» **Aim of the exercise**:
Each entry below must be repeated word for word.

BEGIN Raw data

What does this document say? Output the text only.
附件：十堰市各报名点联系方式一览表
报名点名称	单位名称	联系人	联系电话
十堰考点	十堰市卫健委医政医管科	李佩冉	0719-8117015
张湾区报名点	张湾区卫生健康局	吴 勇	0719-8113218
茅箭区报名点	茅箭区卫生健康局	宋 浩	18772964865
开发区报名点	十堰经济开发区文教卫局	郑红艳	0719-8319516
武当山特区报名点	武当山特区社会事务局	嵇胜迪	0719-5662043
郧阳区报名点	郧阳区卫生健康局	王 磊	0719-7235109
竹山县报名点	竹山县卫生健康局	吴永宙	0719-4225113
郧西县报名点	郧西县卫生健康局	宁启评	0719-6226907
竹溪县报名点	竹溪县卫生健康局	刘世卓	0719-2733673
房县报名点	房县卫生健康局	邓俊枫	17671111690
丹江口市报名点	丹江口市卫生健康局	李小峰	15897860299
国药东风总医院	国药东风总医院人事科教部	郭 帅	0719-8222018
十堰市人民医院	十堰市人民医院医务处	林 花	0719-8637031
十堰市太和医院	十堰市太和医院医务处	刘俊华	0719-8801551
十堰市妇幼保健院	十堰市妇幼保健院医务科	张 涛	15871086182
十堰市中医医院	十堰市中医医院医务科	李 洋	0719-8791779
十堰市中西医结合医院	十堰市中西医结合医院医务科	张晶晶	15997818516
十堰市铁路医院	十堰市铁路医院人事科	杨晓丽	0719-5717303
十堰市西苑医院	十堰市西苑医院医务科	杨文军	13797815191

END Raw data

» **Output of the task**:
What does this document say? Output the text only.
附件：十堰市各报名点联系方式一览表
报名点名称	单位名称	联系人	联系电话
十堰考点	十堰市卫健委医政医管科	李佩冉	0719-8117015
张湾区报名点	张湾区卫生健康局	吴 勇	0719-8113218
茅箭区报名点	茅箭区卫生健康局	宋 浩	18772964865
开发区报名点	十堰经济开发区文教卫局	郑红艳	0719-8319516
武当山特区报名点	武当山特区社会事务局	嵇胜迪	0719-5662043
郧阳区报名点	郧阳区卫生健康局	王 磊	0719-7235109
竹山县报名点	竹山县卫生健康局	吴永宙	0719-4225113
郧西县报名点	郧西县卫生健康局	宁启评	0719-6226907
竹溪县报名点	竹溪县卫生健康局	刘世卓	0719-2733673
房县报名点	房县卫生健康局	邓俊枫	17671111690
丹江口市报名点	丹江口市卫生健康局	李小峰	15897860299
国药东风总医院	国药东风总医院人事科教部	郭 帅	0719-8222018
十堰市人民医院	十堰市人民医院医务处	林 花	0719-8637031
十堰市太和医院	十堰市太和医院医务处	刘俊华	0719-8801551
十堰市妇幼保健院	十堰市妇幼保健院医务科	张 涛	15871086182
十堰市中医医院	十堰市中医医院医务科	李 洋	0719-8791779
十堰市中西医结合医院	十堰市中西医结合医院医务科	张晶晶	15997818516
十堰市铁路医院	十堰市铁路医院人事科	杨晓丽	0719-5717303
十堰市西苑医院	十堰市西苑医院医务科	杨文军	13797815191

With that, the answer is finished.